>> Begin RECORD EXCERPTS

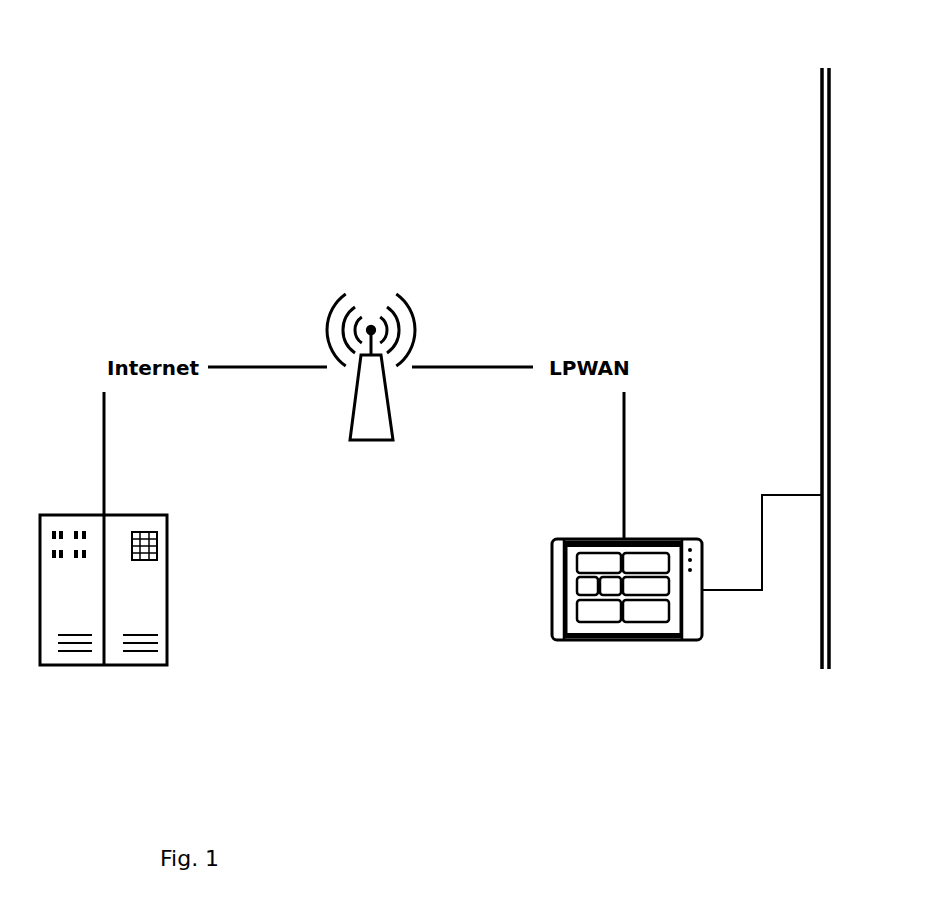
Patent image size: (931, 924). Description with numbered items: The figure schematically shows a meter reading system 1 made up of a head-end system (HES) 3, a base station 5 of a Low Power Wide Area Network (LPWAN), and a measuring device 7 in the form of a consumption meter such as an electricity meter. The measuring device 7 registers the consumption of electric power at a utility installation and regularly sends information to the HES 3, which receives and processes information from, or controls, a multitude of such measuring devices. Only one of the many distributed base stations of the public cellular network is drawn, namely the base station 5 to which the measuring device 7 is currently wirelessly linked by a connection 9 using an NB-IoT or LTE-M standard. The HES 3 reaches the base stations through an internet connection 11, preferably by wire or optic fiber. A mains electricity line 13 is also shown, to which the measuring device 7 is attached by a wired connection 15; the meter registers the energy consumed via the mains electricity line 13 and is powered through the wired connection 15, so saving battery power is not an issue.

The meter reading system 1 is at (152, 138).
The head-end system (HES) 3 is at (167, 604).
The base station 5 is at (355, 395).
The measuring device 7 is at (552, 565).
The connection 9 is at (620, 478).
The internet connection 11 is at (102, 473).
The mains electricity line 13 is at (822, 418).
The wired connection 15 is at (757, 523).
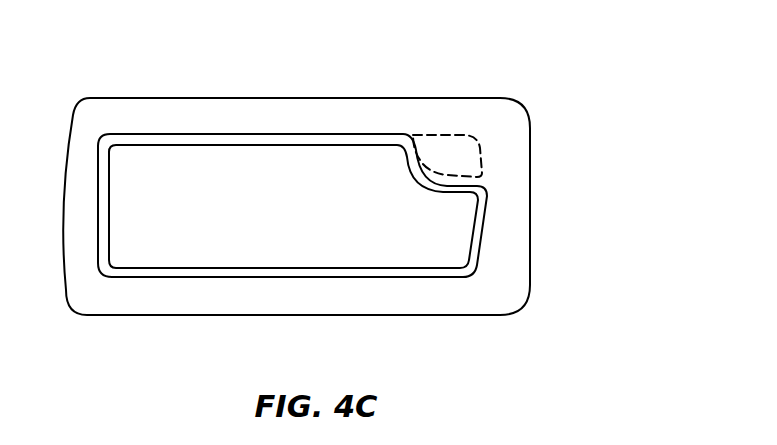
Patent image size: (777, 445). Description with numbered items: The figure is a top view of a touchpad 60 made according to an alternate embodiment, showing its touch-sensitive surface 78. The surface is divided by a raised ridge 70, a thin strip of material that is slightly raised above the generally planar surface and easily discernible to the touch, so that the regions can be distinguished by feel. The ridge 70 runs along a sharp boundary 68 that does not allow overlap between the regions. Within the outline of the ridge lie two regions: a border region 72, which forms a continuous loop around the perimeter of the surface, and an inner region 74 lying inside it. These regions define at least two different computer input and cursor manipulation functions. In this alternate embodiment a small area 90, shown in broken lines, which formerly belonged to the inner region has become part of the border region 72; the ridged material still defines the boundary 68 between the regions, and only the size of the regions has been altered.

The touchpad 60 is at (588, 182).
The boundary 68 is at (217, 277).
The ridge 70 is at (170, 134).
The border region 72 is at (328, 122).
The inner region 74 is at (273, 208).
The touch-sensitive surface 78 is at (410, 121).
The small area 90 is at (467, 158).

>> End RECORD EXCERPTS

> **PROBLEM TO WORK ON**
Reproduce the lines starting with the one that contains "Patent image size: (777, 445)." and continuing through the last line above, both ends included.

> **TASK RESPONSE**
Patent image size: (777, 445). Description with numbered items: The figure is a top view of a touchpad 60 made according to an alternate embodiment, showing its touch-sensitive surface 78. The surface is divided by a raised ridge 70, a thin strip of material that is slightly raised above the generally planar surface and easily discernible to the touch, so that the regions can be distinguished by feel. The ridge 70 runs along a sharp boundary 68 that does not allow overlap between the regions. Within the outline of the ridge lie two regions: a border region 72, which forms a continuous loop around the perimeter of the surface, and an inner region 74 lying inside it. These regions define at least two different computer input and cursor manipulation functions. In this alternate embodiment a small area 90, shown in broken lines, which formerly belonged to the inner region has become part of the border region 72; the ridged material still defines the boundary 68 between the regions, and only the size of the regions has been altered.

The touchpad 60 is at (588, 182).
The boundary 68 is at (217, 277).
The ridge 70 is at (170, 134).
The border region 72 is at (328, 122).
The inner region 74 is at (273, 208).
The touch-sensitive surface 78 is at (410, 121).
The small area 90 is at (467, 158).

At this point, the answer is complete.